▸ **Exercise task**
Give the entries back exactly, dropping each image.

▸ **Saved entries**

------

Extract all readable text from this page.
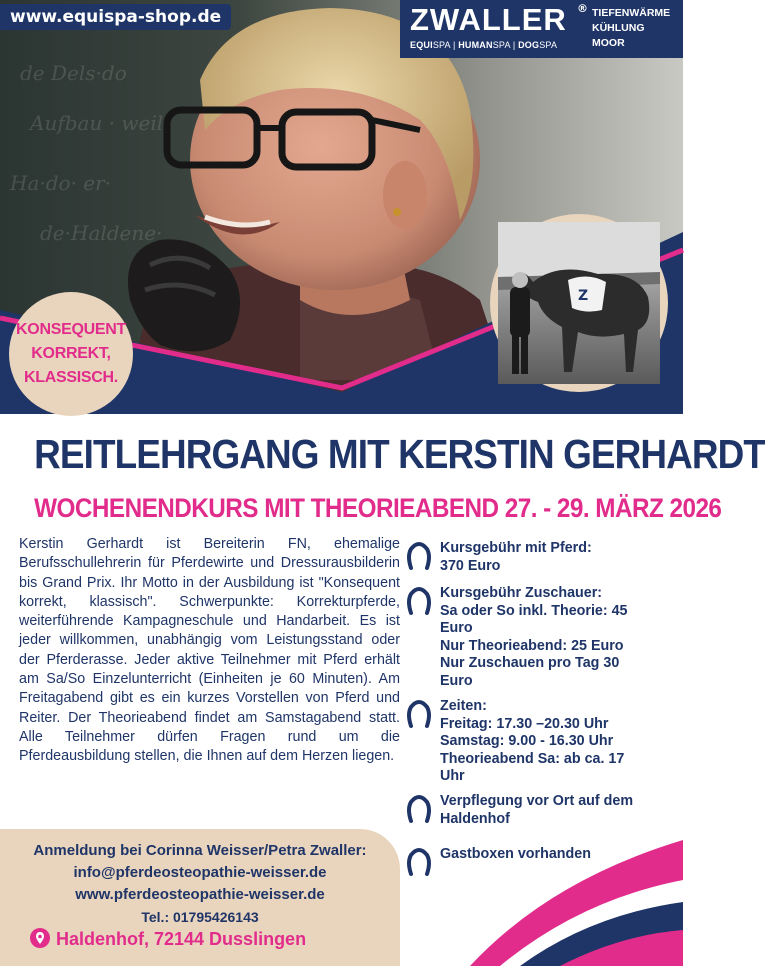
de Dels·do
Aufbau · weil
Ha·do· er·
de·Haldene·
www.equispa-shop.de	ZWALLER ®
EQUISPA | HUMANSPA | DOGSPA
TIEFENWÄRME
KÜHLUNG
MOOR
KONSEQUENT
KORREKT,
KLASSISCH.
Z
REITLEHRGANG MIT KERSTIN GERHARDT
WOCHENENDKURS MIT THEORIEABEND 27. - 29. MÄRZ 2026

Kerstin Gerhardt ist Bereiterin FN, ehemalige Berufsschullehrerin für Pferdewirte und Dressurausbilderin bis Grand Prix. Ihr Motto in der Ausbildung ist "Konsequent korrekt, klassisch". Schwerpunkte: Korrekturpferde, weiterführende Kampagneschule und Handarbeit. Es ist jeder willkommen, unabhängig vom Leistungsstand oder der Pferderasse. Jeder aktive Teilnehmer mit Pferd erhält am Sa/So Einzelunterricht (Einheiten je 60 Minuten). Am Freitagabend gibt es ein kurzes Vorstellen von Pferd und Reiter. Der Theorieabend findet am Samstagabend statt. Alle Teilnehmer dürfen Fragen rund um die Pferdeausbildung stellen, die Ihnen auf dem Herzen liegen.

Kursgebühr mit Pferd:
370 Euro
Kursgebühr Zuschauer:
Sa oder So inkl. Theorie: 45 Euro
Nur Theorieabend: 25 Euro
Nur Zuschauen pro Tag 30 Euro
Zeiten:
Freitag: 17.30 –20.30 Uhr
Samstag: 9.00 - 16.30 Uhr
Theorieabend Sa: ab ca. 17 Uhr
Verpflegung vor Ort auf dem Haldenhof
Gastboxen vorhanden
Anmeldung bei Corinna Weisser/Petra Zwaller:
info@pferdeosteopathie-weisser.de
www.pferdeosteopathie-weisser.de
Tel.: 01795426143
Haldenhof, 72144 Dusslingen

------

▸ **Task response**
Extract all readable text from this page.
de Dels·do
Aufbau · weil
Ha·do· er·
de·Haldene·
www.equispa-shop.de	ZWALLER ®
EQUISPA | HUMANSPA | DOGSPA
TIEFENWÄRME
KÜHLUNG
MOOR
KONSEQUENT
KORREKT,
KLASSISCH.
Z
REITLEHRGANG MIT KERSTIN GERHARDT
WOCHENENDKURS MIT THEORIEABEND 27. - 29. MÄRZ 2026

Kerstin Gerhardt ist Bereiterin FN, ehemalige Berufsschullehrerin für Pferdewirte und Dressurausbilderin bis Grand Prix. Ihr Motto in der Ausbildung ist "Konsequent korrekt, klassisch". Schwerpunkte: Korrekturpferde, weiterführende Kampagneschule und Handarbeit. Es ist jeder willkommen, unabhängig vom Leistungsstand oder der Pferderasse. Jeder aktive Teilnehmer mit Pferd erhält am Sa/So Einzelunterricht (Einheiten je 60 Minuten). Am Freitagabend gibt es ein kurzes Vorstellen von Pferd und Reiter. Der Theorieabend findet am Samstagabend statt. Alle Teilnehmer dürfen Fragen rund um die Pferdeausbildung stellen, die Ihnen auf dem Herzen liegen.

Kursgebühr mit Pferd:
370 Euro
Kursgebühr Zuschauer:
Sa oder So inkl. Theorie: 45 Euro
Nur Theorieabend: 25 Euro
Nur Zuschauen pro Tag 30 Euro
Zeiten:
Freitag: 17.30 –20.30 Uhr
Samstag: 9.00 - 16.30 Uhr
Theorieabend Sa: ab ca. 17 Uhr
Verpflegung vor Ort auf dem Haldenhof
Gastboxen vorhanden
Anmeldung bei Corinna Weisser/Petra Zwaller:
info@pferdeosteopathie-weisser.de
www.pferdeosteopathie-weisser.de
Tel.: 01795426143
Haldenhof, 72144 Dusslingen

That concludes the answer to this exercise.